*** DATA PROVIDED

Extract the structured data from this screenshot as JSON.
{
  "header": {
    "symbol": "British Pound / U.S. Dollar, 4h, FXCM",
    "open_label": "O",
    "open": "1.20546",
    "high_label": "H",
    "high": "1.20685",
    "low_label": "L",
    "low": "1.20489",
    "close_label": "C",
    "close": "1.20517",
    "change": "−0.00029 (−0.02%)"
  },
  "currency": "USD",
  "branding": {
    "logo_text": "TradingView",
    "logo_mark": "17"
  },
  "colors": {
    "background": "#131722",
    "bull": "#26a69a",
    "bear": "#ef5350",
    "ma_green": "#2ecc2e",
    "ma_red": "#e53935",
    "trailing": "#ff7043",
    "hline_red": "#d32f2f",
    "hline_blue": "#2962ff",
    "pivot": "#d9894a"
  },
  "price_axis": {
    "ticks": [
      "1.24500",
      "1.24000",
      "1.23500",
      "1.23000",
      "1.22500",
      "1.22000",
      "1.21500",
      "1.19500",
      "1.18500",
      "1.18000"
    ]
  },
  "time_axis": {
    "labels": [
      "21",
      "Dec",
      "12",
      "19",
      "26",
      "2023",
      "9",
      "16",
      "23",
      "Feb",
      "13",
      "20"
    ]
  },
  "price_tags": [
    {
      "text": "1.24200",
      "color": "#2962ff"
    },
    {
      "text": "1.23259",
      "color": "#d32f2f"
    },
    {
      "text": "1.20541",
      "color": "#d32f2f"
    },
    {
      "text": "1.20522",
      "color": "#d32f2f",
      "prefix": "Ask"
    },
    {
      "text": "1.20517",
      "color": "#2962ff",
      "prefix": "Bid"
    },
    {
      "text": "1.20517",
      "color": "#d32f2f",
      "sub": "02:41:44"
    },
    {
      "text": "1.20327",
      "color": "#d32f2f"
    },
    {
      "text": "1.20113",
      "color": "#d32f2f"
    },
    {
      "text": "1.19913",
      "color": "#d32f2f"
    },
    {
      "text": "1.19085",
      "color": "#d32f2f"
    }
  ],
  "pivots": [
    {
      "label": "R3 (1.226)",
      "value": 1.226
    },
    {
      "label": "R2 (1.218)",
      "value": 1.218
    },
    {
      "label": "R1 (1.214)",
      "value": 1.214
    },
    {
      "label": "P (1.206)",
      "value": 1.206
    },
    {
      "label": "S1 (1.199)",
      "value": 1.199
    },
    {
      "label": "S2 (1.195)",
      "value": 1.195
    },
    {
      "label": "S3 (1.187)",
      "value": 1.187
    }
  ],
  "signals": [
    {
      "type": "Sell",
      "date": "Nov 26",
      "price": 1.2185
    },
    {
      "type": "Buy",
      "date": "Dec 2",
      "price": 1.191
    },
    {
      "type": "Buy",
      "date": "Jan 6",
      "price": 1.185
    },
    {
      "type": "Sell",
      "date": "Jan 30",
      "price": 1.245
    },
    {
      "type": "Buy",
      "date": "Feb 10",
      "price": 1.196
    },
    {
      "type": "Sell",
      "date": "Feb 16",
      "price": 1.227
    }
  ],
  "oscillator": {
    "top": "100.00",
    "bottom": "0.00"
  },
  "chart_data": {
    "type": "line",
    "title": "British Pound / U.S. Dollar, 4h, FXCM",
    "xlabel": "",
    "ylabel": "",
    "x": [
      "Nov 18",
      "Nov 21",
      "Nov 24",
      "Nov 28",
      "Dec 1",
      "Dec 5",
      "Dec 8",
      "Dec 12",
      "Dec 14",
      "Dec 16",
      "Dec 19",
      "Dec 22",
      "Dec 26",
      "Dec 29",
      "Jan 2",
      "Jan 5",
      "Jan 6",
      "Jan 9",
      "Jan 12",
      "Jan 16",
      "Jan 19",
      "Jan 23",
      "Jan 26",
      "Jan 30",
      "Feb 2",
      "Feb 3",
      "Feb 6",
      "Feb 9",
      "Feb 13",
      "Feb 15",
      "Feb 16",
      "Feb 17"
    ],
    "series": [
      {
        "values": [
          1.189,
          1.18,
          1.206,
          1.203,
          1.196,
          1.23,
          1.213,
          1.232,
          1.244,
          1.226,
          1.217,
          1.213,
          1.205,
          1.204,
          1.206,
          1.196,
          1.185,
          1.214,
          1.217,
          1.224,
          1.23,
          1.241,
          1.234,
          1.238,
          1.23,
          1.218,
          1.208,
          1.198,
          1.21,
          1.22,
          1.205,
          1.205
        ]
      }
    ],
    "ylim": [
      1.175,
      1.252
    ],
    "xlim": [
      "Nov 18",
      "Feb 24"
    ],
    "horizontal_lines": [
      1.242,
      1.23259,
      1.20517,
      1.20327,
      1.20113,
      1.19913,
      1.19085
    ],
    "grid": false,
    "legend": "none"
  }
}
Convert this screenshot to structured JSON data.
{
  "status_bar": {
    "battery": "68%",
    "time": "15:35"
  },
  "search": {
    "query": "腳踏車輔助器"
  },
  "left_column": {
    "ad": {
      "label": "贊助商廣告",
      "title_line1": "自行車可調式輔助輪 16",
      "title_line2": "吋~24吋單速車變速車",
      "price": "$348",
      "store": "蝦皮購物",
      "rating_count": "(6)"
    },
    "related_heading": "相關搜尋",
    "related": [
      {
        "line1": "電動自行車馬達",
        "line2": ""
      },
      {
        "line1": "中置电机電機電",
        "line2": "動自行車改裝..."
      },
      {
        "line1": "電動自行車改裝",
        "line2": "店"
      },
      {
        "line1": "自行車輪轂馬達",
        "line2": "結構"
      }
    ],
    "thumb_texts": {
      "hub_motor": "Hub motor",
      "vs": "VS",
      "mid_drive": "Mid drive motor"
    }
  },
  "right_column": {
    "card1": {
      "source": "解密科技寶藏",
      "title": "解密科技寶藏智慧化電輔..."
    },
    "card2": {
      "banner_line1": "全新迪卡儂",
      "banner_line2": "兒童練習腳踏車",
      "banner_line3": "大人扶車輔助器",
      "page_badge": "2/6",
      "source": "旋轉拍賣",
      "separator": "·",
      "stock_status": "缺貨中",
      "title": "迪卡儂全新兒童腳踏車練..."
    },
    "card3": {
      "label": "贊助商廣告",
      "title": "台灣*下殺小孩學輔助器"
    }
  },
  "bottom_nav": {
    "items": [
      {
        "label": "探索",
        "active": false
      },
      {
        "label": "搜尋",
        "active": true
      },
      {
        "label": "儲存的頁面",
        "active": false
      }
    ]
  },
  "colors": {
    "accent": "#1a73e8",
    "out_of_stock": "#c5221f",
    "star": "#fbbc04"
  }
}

******
*** DATA PROVIDED

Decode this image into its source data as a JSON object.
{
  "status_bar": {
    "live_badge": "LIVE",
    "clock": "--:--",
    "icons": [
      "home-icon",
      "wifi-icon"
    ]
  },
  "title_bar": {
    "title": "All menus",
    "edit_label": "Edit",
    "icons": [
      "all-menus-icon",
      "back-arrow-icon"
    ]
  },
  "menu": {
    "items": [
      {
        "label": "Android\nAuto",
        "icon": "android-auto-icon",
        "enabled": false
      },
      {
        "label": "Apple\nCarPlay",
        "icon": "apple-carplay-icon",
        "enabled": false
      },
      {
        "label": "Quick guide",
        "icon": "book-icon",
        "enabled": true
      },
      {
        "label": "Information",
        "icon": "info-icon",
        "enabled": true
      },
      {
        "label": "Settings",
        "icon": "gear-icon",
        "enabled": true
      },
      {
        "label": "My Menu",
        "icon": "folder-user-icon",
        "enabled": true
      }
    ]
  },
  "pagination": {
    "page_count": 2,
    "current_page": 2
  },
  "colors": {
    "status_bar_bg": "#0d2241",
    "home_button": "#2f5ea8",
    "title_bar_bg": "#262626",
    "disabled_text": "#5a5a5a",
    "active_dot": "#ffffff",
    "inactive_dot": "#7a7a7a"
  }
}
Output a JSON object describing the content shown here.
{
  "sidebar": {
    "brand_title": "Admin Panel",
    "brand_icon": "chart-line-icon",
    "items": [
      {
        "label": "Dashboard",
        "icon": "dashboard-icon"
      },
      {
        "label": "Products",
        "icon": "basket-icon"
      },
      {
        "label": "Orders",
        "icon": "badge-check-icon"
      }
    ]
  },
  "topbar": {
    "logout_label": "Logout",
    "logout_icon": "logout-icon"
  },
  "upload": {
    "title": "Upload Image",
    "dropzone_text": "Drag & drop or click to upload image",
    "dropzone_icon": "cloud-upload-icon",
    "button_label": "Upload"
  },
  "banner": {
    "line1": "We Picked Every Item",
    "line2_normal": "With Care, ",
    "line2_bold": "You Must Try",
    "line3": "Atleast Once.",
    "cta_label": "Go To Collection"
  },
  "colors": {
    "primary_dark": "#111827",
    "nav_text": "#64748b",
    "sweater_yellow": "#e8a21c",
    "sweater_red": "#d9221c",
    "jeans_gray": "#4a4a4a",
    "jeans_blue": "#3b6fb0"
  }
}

******

| WHAT THE TASK ASKS |
Filter the listing for the word "structured" and copy every line that holds it.

| RESULT |
Extract the structured data from this screenshot as JSON.
Convert this screenshot to structured JSON data.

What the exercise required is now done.